__Written exercise__
Lift out each line of the data that holds "Player".

[Stored items]
━━━━━━━━

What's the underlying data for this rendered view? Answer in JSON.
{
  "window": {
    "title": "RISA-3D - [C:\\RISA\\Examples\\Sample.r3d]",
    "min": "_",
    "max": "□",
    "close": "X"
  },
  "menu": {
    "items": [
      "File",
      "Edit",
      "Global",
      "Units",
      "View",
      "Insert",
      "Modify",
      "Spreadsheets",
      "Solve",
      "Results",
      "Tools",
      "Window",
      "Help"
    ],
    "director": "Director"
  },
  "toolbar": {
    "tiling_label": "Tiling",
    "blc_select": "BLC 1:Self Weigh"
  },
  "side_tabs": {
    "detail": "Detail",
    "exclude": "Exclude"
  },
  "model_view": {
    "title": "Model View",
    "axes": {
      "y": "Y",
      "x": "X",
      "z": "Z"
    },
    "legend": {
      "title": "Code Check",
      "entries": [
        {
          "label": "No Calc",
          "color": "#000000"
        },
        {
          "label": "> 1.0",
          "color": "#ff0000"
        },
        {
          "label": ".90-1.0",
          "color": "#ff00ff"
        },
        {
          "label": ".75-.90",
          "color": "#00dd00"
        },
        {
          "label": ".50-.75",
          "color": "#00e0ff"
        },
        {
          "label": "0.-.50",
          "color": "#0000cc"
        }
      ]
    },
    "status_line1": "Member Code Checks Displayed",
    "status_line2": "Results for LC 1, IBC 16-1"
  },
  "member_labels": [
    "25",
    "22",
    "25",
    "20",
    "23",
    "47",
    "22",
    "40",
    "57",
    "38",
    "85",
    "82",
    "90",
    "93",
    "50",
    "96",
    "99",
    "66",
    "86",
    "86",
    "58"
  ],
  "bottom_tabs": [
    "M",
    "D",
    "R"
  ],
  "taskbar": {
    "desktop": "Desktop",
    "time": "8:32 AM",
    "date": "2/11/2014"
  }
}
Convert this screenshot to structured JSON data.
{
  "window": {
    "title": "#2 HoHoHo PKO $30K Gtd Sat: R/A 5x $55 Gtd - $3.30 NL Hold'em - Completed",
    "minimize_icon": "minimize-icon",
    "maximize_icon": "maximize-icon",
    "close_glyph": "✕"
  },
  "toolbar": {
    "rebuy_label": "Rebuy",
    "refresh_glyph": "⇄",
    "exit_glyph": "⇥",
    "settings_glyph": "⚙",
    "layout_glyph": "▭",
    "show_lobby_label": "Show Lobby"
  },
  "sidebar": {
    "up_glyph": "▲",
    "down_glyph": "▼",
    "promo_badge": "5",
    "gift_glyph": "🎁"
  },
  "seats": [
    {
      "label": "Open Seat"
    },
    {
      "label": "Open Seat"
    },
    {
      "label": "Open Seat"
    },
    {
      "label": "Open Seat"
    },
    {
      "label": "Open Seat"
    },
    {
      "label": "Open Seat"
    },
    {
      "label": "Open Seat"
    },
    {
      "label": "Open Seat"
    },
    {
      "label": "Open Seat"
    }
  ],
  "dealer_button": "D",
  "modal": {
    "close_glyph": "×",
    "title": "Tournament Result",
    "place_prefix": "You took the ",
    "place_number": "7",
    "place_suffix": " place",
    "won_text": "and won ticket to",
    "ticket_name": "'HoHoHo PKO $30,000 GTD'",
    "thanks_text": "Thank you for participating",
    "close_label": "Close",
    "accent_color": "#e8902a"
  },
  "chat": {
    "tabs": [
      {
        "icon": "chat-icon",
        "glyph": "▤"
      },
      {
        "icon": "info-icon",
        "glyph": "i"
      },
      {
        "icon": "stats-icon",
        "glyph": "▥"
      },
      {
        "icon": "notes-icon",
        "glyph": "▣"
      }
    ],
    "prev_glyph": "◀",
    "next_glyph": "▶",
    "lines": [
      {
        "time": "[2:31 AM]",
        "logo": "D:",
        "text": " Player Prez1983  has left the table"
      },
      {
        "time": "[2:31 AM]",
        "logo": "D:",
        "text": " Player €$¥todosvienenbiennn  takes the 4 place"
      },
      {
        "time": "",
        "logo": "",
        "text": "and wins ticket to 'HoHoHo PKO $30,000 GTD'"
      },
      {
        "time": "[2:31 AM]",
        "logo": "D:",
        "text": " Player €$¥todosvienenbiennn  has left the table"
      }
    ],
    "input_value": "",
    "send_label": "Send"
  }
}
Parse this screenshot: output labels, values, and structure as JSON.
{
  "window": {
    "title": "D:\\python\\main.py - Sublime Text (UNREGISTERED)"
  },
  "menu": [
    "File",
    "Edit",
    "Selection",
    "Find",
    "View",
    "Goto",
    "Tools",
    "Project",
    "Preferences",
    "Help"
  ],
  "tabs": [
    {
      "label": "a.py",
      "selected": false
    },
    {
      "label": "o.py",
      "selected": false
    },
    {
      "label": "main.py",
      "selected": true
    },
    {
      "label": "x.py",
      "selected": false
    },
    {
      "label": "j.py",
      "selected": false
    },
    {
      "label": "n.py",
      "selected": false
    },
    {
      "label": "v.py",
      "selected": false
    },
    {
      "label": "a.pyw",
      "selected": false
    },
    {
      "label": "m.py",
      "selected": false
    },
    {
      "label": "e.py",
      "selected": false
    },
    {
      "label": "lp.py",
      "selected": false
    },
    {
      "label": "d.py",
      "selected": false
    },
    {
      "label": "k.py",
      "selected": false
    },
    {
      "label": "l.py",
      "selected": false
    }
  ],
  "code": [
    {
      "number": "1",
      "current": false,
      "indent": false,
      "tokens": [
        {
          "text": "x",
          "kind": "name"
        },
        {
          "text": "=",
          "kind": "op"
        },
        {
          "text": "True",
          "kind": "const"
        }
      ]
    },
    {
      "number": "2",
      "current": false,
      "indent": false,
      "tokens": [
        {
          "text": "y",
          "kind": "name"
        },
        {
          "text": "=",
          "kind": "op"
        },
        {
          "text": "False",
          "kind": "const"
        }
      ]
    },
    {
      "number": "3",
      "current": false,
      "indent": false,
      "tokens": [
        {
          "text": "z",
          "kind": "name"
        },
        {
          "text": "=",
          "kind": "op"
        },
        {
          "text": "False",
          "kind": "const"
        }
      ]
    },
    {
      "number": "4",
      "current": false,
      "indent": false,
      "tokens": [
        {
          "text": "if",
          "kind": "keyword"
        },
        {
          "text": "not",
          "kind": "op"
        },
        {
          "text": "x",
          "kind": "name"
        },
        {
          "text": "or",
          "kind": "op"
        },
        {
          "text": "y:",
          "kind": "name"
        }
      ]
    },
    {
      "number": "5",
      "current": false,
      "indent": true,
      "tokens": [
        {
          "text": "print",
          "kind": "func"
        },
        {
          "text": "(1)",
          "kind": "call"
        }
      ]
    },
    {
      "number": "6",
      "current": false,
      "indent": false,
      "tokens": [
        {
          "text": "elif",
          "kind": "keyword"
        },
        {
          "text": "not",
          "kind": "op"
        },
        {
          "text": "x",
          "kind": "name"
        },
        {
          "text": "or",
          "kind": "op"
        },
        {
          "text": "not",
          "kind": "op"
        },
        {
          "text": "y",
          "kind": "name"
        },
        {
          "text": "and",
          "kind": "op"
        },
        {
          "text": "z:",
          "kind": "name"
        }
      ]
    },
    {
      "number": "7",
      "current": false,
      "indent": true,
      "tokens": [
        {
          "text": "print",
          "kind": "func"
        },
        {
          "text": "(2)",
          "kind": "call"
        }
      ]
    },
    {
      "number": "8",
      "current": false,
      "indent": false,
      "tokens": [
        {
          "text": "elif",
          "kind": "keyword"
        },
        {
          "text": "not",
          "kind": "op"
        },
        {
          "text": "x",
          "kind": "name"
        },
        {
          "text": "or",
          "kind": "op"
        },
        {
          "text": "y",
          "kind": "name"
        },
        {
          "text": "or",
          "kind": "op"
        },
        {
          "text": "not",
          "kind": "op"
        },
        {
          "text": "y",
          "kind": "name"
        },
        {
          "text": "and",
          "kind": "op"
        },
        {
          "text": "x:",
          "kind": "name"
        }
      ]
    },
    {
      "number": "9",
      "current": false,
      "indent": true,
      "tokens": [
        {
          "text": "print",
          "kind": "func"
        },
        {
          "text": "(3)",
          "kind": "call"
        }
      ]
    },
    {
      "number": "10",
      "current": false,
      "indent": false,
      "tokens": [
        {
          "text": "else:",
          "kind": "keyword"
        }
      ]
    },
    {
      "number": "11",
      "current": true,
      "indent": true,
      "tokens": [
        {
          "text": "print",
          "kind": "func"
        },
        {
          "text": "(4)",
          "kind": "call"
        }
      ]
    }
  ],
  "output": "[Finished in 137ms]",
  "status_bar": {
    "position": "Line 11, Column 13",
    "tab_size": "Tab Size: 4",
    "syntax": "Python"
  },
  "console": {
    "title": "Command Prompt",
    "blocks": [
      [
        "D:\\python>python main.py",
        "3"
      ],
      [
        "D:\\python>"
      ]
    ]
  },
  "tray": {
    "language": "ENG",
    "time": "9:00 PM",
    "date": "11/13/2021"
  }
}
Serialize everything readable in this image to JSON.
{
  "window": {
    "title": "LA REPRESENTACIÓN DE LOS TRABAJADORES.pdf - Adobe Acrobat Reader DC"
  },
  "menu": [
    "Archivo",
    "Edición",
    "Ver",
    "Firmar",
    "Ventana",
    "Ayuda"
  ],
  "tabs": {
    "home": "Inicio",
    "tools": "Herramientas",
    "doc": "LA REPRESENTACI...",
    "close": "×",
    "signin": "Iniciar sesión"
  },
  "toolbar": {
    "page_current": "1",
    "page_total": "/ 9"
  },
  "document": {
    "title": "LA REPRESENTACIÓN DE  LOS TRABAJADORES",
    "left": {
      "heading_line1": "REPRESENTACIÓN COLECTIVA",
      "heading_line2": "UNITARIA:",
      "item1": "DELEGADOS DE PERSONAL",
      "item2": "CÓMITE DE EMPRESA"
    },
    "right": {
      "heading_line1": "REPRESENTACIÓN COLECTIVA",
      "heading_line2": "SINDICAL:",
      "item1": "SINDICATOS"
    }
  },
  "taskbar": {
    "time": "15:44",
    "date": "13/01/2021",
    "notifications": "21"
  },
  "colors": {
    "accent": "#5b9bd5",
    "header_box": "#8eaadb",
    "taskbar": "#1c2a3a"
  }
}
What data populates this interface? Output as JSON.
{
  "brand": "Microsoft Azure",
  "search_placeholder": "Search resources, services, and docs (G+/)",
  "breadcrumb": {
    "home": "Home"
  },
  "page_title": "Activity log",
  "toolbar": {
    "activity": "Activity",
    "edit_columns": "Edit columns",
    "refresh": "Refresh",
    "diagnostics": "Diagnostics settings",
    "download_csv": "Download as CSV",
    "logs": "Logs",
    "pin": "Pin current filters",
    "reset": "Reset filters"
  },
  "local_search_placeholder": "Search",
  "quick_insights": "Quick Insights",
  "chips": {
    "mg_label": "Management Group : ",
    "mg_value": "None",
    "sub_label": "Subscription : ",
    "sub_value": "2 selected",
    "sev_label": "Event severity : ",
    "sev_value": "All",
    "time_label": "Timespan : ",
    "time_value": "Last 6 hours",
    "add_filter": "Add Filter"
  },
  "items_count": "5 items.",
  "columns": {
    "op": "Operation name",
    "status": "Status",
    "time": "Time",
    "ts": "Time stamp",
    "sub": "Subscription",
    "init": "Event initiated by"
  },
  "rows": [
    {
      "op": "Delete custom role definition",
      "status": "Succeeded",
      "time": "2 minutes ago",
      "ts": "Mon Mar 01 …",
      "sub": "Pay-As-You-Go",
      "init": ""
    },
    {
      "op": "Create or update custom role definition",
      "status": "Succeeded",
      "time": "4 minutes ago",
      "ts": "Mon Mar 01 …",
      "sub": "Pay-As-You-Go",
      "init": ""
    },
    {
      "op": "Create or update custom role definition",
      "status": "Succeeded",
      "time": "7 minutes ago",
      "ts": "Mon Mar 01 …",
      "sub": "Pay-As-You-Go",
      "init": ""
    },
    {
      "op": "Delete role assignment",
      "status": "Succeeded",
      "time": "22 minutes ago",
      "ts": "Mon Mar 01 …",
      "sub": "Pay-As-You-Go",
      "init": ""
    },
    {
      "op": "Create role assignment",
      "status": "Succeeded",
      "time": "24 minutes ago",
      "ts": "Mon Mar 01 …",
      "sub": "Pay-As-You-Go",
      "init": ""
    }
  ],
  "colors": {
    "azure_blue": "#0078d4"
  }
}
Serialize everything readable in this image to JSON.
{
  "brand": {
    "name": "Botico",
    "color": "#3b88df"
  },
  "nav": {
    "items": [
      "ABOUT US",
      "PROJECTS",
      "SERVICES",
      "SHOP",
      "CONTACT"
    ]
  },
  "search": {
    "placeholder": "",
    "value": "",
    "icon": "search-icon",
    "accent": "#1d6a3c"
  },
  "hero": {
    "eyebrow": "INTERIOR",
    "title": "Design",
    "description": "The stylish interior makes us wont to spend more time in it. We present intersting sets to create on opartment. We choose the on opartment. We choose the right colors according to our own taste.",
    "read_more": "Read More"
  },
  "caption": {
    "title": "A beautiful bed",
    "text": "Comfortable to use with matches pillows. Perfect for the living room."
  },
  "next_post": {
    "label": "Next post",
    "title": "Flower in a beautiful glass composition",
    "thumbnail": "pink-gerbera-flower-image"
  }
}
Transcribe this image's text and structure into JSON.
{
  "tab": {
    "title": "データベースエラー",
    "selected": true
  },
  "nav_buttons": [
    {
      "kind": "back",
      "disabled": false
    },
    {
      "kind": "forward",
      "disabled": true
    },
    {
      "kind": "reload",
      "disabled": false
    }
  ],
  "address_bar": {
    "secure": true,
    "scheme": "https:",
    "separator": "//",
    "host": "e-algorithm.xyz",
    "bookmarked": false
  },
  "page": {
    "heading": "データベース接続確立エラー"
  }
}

━━━━━━━━

__Full response__
        "text": " Player Prez1983  has left the table"
        "text": " Player €$¥todosvienenbiennn  takes the 4 place"
        "text": " Player €$¥todosvienenbiennn  has left the table"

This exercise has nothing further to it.